— Start of Record set —

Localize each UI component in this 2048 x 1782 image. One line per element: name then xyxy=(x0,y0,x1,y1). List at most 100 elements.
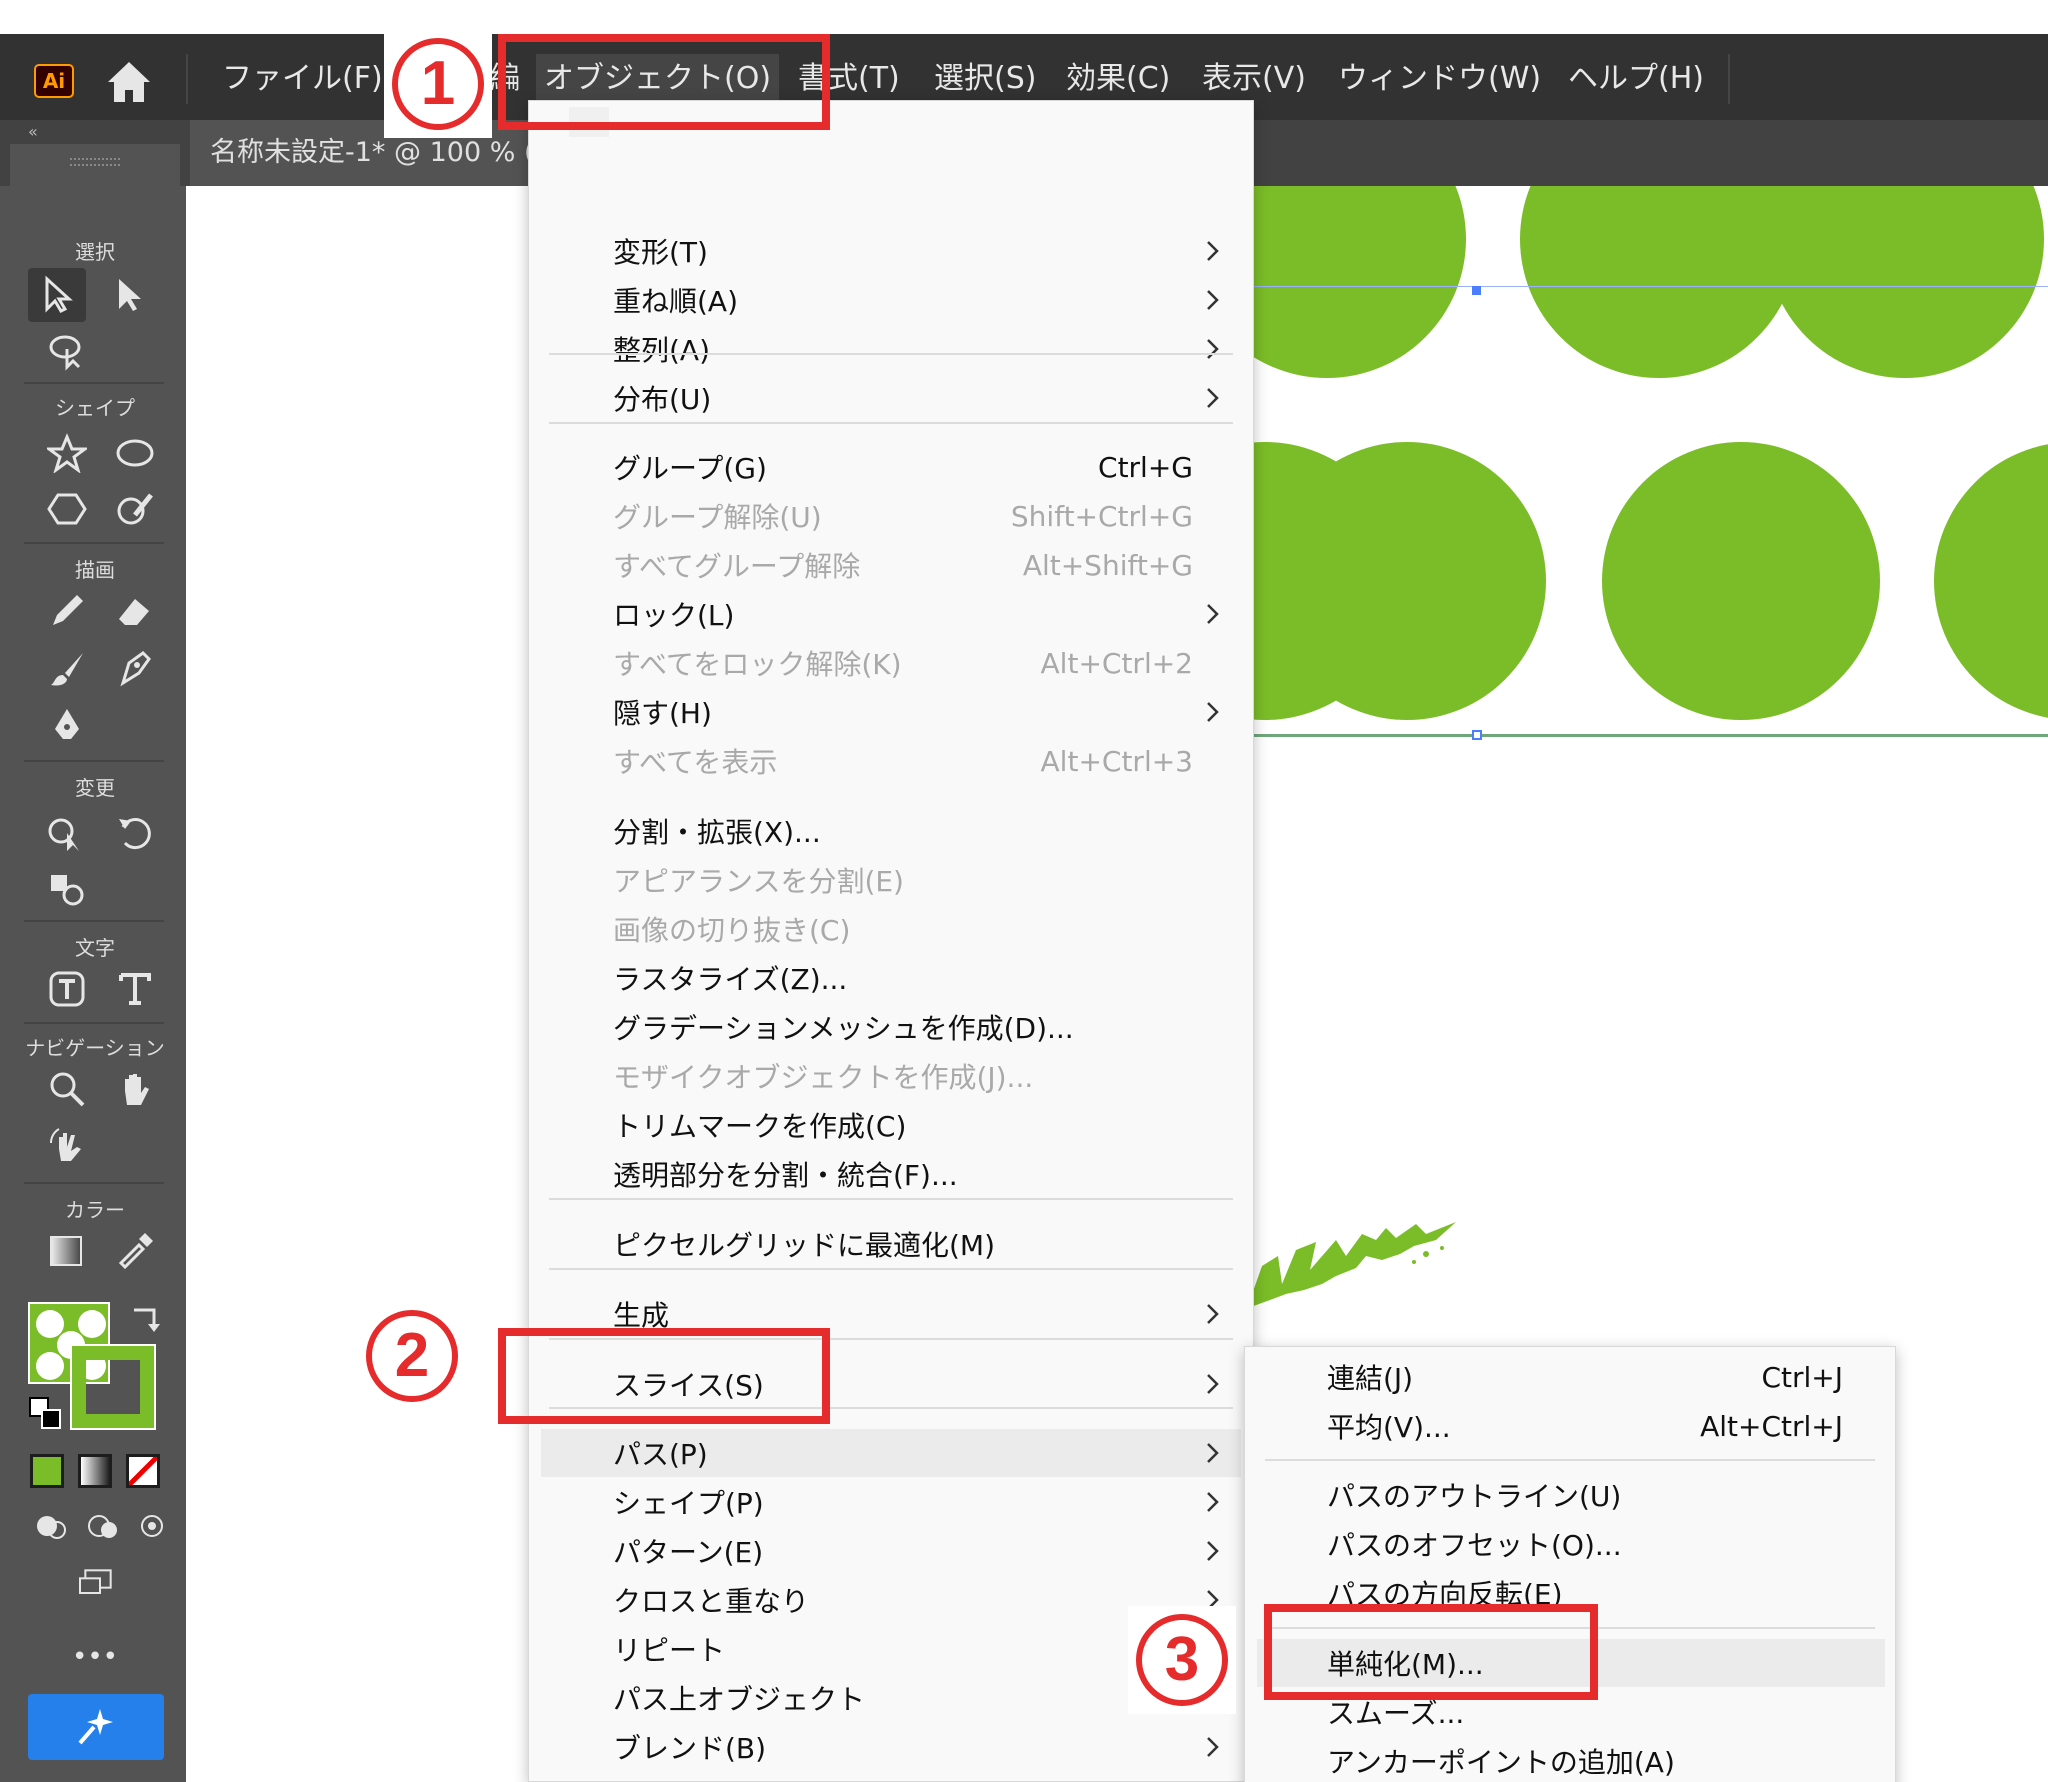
chevron-right-icon xyxy=(1207,702,1219,722)
home-icon[interactable] xyxy=(104,58,154,106)
color-mode-button[interactable] xyxy=(30,1454,64,1488)
highlight-box-step1 xyxy=(498,34,830,130)
more-tools-button[interactable]: ••• xyxy=(10,1642,180,1672)
paintbrush-tool-icon[interactable] xyxy=(38,642,96,696)
type-on-path-tool-icon[interactable] xyxy=(38,962,96,1016)
anchor-point[interactable] xyxy=(1472,730,1482,740)
none-mode-button[interactable] xyxy=(126,1454,160,1488)
menu-item[interactable]: すべてグループ解除 Alt+Shift+G xyxy=(529,541,1253,589)
menu-item[interactable]: エンベロープ(V) xyxy=(529,1772,1253,1782)
menu-item[interactable]: すべてをロック解除(K) Alt+Ctrl+2 xyxy=(529,639,1253,687)
highlight-box-step3 xyxy=(1264,1604,1598,1700)
menu-item[interactable]: モザイクオブジェクトを作成(J)... xyxy=(529,1052,1253,1100)
menu-item[interactable]: パス(P) xyxy=(541,1429,1241,1477)
chevron-right-icon xyxy=(1207,388,1219,408)
menu-item[interactable]: 分布(U) xyxy=(529,374,1253,422)
menu-item-label: パス上オブジェクト xyxy=(613,1683,866,1716)
anchor-point[interactable] xyxy=(1472,286,1481,295)
menu-help[interactable]: ヘルプ(H) xyxy=(1560,54,1712,104)
menu-item[interactable]: 隠す(H) xyxy=(529,688,1253,736)
path-submenu-dropdown: 連結(J) Ctrl+J 平均(V)... Alt+Ctrl+J パスのアウトライン(U… xyxy=(1244,1346,1896,1782)
menu-window[interactable]: ウィンドウ(W) xyxy=(1330,54,1549,104)
draw-inside-icon[interactable] xyxy=(132,1506,172,1546)
draw-normal-icon[interactable] xyxy=(30,1506,72,1546)
green-circle[interactable] xyxy=(1268,442,1546,720)
green-circle[interactable] xyxy=(1766,186,2044,378)
menu-item[interactable]: 分割・拡張(X)... xyxy=(529,807,1253,855)
rotate-tool-icon[interactable] xyxy=(106,806,164,860)
menu-item[interactable]: ピクセルグリッドに最適化(M) xyxy=(529,1220,1253,1268)
step-number: 1 xyxy=(392,38,484,130)
menu-item-label: グラデーションメッシュを作成(D)... xyxy=(613,1012,1074,1045)
menu-file[interactable]: ファイル(F) xyxy=(214,54,391,104)
pen-tool-icon[interactable] xyxy=(38,698,96,752)
default-fill-stroke-icon[interactable] xyxy=(28,1396,64,1432)
lasso-tool-icon[interactable] xyxy=(38,324,96,378)
menu-item[interactable]: グラデーションメッシュを作成(D)... xyxy=(529,1003,1253,1051)
menu-item[interactable]: トリムマークを作成(C) xyxy=(529,1101,1253,1149)
eraser-tool-icon[interactable] xyxy=(106,584,164,638)
shape-builder-tool-icon[interactable] xyxy=(38,806,96,860)
menu-item-label: リピート xyxy=(613,1634,726,1667)
menu-effect[interactable]: 効果(C) xyxy=(1058,54,1178,104)
menu-item[interactable]: パターン(E) xyxy=(529,1527,1253,1575)
zoom-tool-icon[interactable] xyxy=(38,1062,96,1116)
screen-mode-icon[interactable] xyxy=(66,1558,126,1608)
swap-fill-stroke-icon[interactable] xyxy=(126,1300,166,1340)
menu-item-label: 透明部分を分割・統合(F)... xyxy=(613,1159,958,1192)
green-circle[interactable] xyxy=(1934,442,2048,720)
star-tool-icon[interactable] xyxy=(38,426,96,480)
type-tool-icon[interactable] xyxy=(106,962,164,1016)
scale-tool-icon[interactable] xyxy=(38,862,96,916)
collapse-panel-icon[interactable]: « xyxy=(10,120,180,144)
step-badge-1: 1 xyxy=(384,30,492,138)
menu-item[interactable]: 重ね順(A) xyxy=(529,276,1253,324)
shaper-tool-icon[interactable] xyxy=(106,482,164,536)
green-circle[interactable] xyxy=(1602,442,1880,720)
menu-item[interactable]: グループ(G) Ctrl+G xyxy=(529,443,1253,491)
direct-selection-tool-icon[interactable] xyxy=(100,268,158,322)
selection-tool-icon[interactable] xyxy=(28,268,86,322)
menu-separator xyxy=(549,422,1233,424)
polygon-tool-icon[interactable] xyxy=(38,482,96,536)
menu-item[interactable]: グループ解除(U) Shift+Ctrl+G xyxy=(529,492,1253,540)
hand-tool-icon[interactable] xyxy=(106,1062,164,1116)
menu-select[interactable]: 選択(S) xyxy=(926,54,1044,104)
submenu-item[interactable]: パスのアウトライン(U) xyxy=(1245,1471,1895,1519)
menu-item[interactable]: ラスタライズ(Z)... xyxy=(529,954,1253,1002)
menu-item[interactable]: 画像の切り抜き(C) xyxy=(529,905,1253,953)
green-circle[interactable] xyxy=(1520,186,1798,378)
draw-behind-icon[interactable] xyxy=(82,1506,124,1546)
submenu-item[interactable]: パスのオフセット(O)... xyxy=(1245,1520,1895,1568)
gradient-mode-button[interactable] xyxy=(78,1454,112,1488)
gradient-tool-icon[interactable] xyxy=(38,1224,96,1278)
menu-item-label: グループ解除(U) xyxy=(613,501,822,534)
menu-item[interactable]: シェイプ(P) xyxy=(529,1478,1253,1526)
step-badge-3: 3 xyxy=(1128,1606,1236,1714)
submenu-item[interactable]: 平均(V)... Alt+Ctrl+J xyxy=(1245,1402,1895,1450)
menu-item[interactable]: ブレンド(B) xyxy=(529,1723,1253,1771)
object-menu-dropdown: 変形(T) 重ね順(A) 整列(A) 分布(U) グループ(G) Ctrl+G グループ解除… xyxy=(528,100,1254,1782)
menu-item[interactable]: 整列(A) xyxy=(529,325,1253,373)
chevron-right-icon xyxy=(1207,604,1219,624)
submenu-item[interactable]: アンカーポイントの追加(A) xyxy=(1245,1737,1895,1782)
menu-item[interactable]: ロック(L) xyxy=(529,590,1253,638)
panel-grip[interactable] xyxy=(70,158,120,166)
stroke-swatch[interactable] xyxy=(70,1344,156,1430)
menu-item-label: パターン(E) xyxy=(613,1536,764,1569)
rotate-view-tool-icon[interactable] xyxy=(38,1118,96,1172)
menu-item-label: 重ね順(A) xyxy=(613,285,739,318)
eyedropper-tool-icon[interactable] xyxy=(106,1224,164,1278)
menu-item[interactable]: 変形(T) xyxy=(529,227,1253,275)
menu-item-label: アピアランスを分割(E) xyxy=(613,865,904,898)
ellipse-tool-icon[interactable] xyxy=(106,426,164,480)
generative-ai-button[interactable] xyxy=(28,1694,164,1760)
submenu-item[interactable]: 連結(J) Ctrl+J xyxy=(1245,1353,1895,1401)
blob-brush-tool-icon[interactable] xyxy=(106,642,164,696)
menu-item[interactable]: 透明部分を分割・統合(F)... xyxy=(529,1150,1253,1198)
pencil-tool-icon[interactable] xyxy=(38,584,96,638)
chevron-right-icon xyxy=(1207,241,1219,261)
menu-view[interactable]: 表示(V) xyxy=(1194,54,1314,104)
menu-item[interactable]: アピアランスを分割(E) xyxy=(529,856,1253,904)
menu-item[interactable]: すべてを表示 Alt+Ctrl+3 xyxy=(529,737,1253,785)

— End of Record set —

**To do:**
Give all the lines again with "anchor-point" renamed to "anchor-node" wherever it occurs, changing nothing else, and leave out the pictures.

**Answer:**
Localize each UI component in this 2048 x 1782 image. One line per element: name then xyxy=(x0,y0,x1,y1). List at most 100 elements.
chevron-right-icon xyxy=(1207,702,1219,722)
home-icon[interactable] xyxy=(104,58,154,106)
color-mode-button[interactable] xyxy=(30,1454,64,1488)
highlight-box-step1 xyxy=(498,34,830,130)
more-tools-button[interactable]: ••• xyxy=(10,1642,180,1672)
paintbrush-tool-icon[interactable] xyxy=(38,642,96,696)
type-on-path-tool-icon[interactable] xyxy=(38,962,96,1016)
anchor-node[interactable] xyxy=(1472,730,1482,740)
none-mode-button[interactable] xyxy=(126,1454,160,1488)
menu-item[interactable]: すべてグループ解除 Alt+Shift+G xyxy=(529,541,1253,589)
menu-item[interactable]: エンベロープ(V) xyxy=(529,1772,1253,1782)
menu-item[interactable]: すべてをロック解除(K) Alt+Ctrl+2 xyxy=(529,639,1253,687)
highlight-box-step3 xyxy=(1264,1604,1598,1700)
menu-item[interactable]: モザイクオブジェクトを作成(J)... xyxy=(529,1052,1253,1100)
menu-item[interactable]: パス(P) xyxy=(541,1429,1241,1477)
chevron-right-icon xyxy=(1207,388,1219,408)
menu-item[interactable]: 分布(U) xyxy=(529,374,1253,422)
menu-item-label: パス上オブジェクト xyxy=(613,1683,866,1716)
anchor-node[interactable] xyxy=(1472,286,1481,295)
menu-help[interactable]: ヘルプ(H) xyxy=(1560,54,1712,104)
menu-item[interactable]: 隠す(H) xyxy=(529,688,1253,736)
path-submenu-dropdown: 連結(J) Ctrl+J 平均(V)... Alt+Ctrl+J パスのアウトライン(U… xyxy=(1244,1346,1896,1782)
menu-window[interactable]: ウィンドウ(W) xyxy=(1330,54,1549,104)
draw-inside-icon[interactable] xyxy=(132,1506,172,1546)
draw-normal-icon[interactable] xyxy=(30,1506,72,1546)
green-circle[interactable] xyxy=(1268,442,1546,720)
green-circle[interactable] xyxy=(1766,186,2044,378)
menu-item[interactable]: 分割・拡張(X)... xyxy=(529,807,1253,855)
rotate-tool-icon[interactable] xyxy=(106,806,164,860)
menu-item[interactable]: ピクセルグリッドに最適化(M) xyxy=(529,1220,1253,1268)
step-number: 1 xyxy=(392,38,484,130)
menu-item-label: グラデーションメッシュを作成(D)... xyxy=(613,1012,1074,1045)
menu-file[interactable]: ファイル(F) xyxy=(214,54,391,104)
pen-tool-icon[interactable] xyxy=(38,698,96,752)
default-fill-stroke-icon[interactable] xyxy=(28,1396,64,1432)
lasso-tool-icon[interactable] xyxy=(38,324,96,378)
menu-item[interactable]: グラデーションメッシュを作成(D)... xyxy=(529,1003,1253,1051)
menu-item[interactable]: トリムマークを作成(C) xyxy=(529,1101,1253,1149)
eraser-tool-icon[interactable] xyxy=(106,584,164,638)
shape-builder-tool-icon[interactable] xyxy=(38,806,96,860)
menu-item-label: リピート xyxy=(613,1634,726,1667)
menu-effect[interactable]: 効果(C) xyxy=(1058,54,1178,104)
menu-item[interactable]: パターン(E) xyxy=(529,1527,1253,1575)
zoom-tool-icon[interactable] xyxy=(38,1062,96,1116)
screen-mode-icon[interactable] xyxy=(66,1558,126,1608)
swap-fill-stroke-icon[interactable] xyxy=(126,1300,166,1340)
menu-item-label: 透明部分を分割・統合(F)... xyxy=(613,1159,958,1192)
green-circle[interactable] xyxy=(1934,442,2048,720)
star-tool-icon[interactable] xyxy=(38,426,96,480)
type-tool-icon[interactable] xyxy=(106,962,164,1016)
scale-tool-icon[interactable] xyxy=(38,862,96,916)
collapse-panel-icon[interactable]: « xyxy=(10,120,180,144)
step-badge-1: 1 xyxy=(384,30,492,138)
menu-item[interactable]: 重ね順(A) xyxy=(529,276,1253,324)
shaper-tool-icon[interactable] xyxy=(106,482,164,536)
green-circle[interactable] xyxy=(1602,442,1880,720)
menu-item[interactable]: グループ(G) Ctrl+G xyxy=(529,443,1253,491)
direct-selection-tool-icon[interactable] xyxy=(100,268,158,322)
selection-tool-icon[interactable] xyxy=(28,268,86,322)
menu-separator xyxy=(549,422,1233,424)
polygon-tool-icon[interactable] xyxy=(38,482,96,536)
menu-item[interactable]: グループ解除(U) Shift+Ctrl+G xyxy=(529,492,1253,540)
hand-tool-icon[interactable] xyxy=(106,1062,164,1116)
menu-select[interactable]: 選択(S) xyxy=(926,54,1044,104)
submenu-item[interactable]: パスのアウトライン(U) xyxy=(1245,1471,1895,1519)
menu-item[interactable]: ラスタライズ(Z)... xyxy=(529,954,1253,1002)
menu-item[interactable]: 画像の切り抜き(C) xyxy=(529,905,1253,953)
green-circle[interactable] xyxy=(1520,186,1798,378)
draw-behind-icon[interactable] xyxy=(82,1506,124,1546)
submenu-item[interactable]: パスのオフセット(O)... xyxy=(1245,1520,1895,1568)
gradient-mode-button[interactable] xyxy=(78,1454,112,1488)
gradient-tool-icon[interactable] xyxy=(38,1224,96,1278)
menu-item-label: グループ解除(U) xyxy=(613,501,822,534)
menu-item[interactable]: シェイプ(P) xyxy=(529,1478,1253,1526)
step-badge-3: 3 xyxy=(1128,1606,1236,1714)
submenu-item[interactable]: 平均(V)... Alt+Ctrl+J xyxy=(1245,1402,1895,1450)
menu-item[interactable]: ブレンド(B) xyxy=(529,1723,1253,1771)
object-menu-dropdown: 変形(T) 重ね順(A) 整列(A) 分布(U) グループ(G) Ctrl+G グループ解除… xyxy=(528,100,1254,1782)
menu-item[interactable]: 整列(A) xyxy=(529,325,1253,373)
chevron-right-icon xyxy=(1207,604,1219,624)
submenu-item[interactable]: アンカーポイントの追加(A) xyxy=(1245,1737,1895,1782)
menu-item[interactable]: ロック(L) xyxy=(529,590,1253,638)
panel-grip[interactable] xyxy=(70,158,120,166)
stroke-swatch[interactable] xyxy=(70,1344,156,1430)
menu-item-label: パターン(E) xyxy=(613,1536,764,1569)
rotate-view-tool-icon[interactable] xyxy=(38,1118,96,1172)
menu-item-label: 重ね順(A) xyxy=(613,285,739,318)
eyedropper-tool-icon[interactable] xyxy=(106,1224,164,1278)
menu-item[interactable]: 変形(T) xyxy=(529,227,1253,275)
menu-item-label: アピアランスを分割(E) xyxy=(613,865,904,898)
ellipse-tool-icon[interactable] xyxy=(106,426,164,480)
generative-ai-button[interactable] xyxy=(28,1694,164,1760)
submenu-item[interactable]: 連結(J) Ctrl+J xyxy=(1245,1353,1895,1401)
blob-brush-tool-icon[interactable] xyxy=(106,642,164,696)
menu-item[interactable]: 透明部分を分割・統合(F)... xyxy=(529,1150,1253,1198)
pencil-tool-icon[interactable] xyxy=(38,584,96,638)
chevron-right-icon xyxy=(1207,241,1219,261)
menu-view[interactable]: 表示(V) xyxy=(1194,54,1314,104)
menu-item[interactable]: アピアランスを分割(E) xyxy=(529,856,1253,904)
menu-item[interactable]: すべてを表示 Alt+Ctrl+3 xyxy=(529,737,1253,785)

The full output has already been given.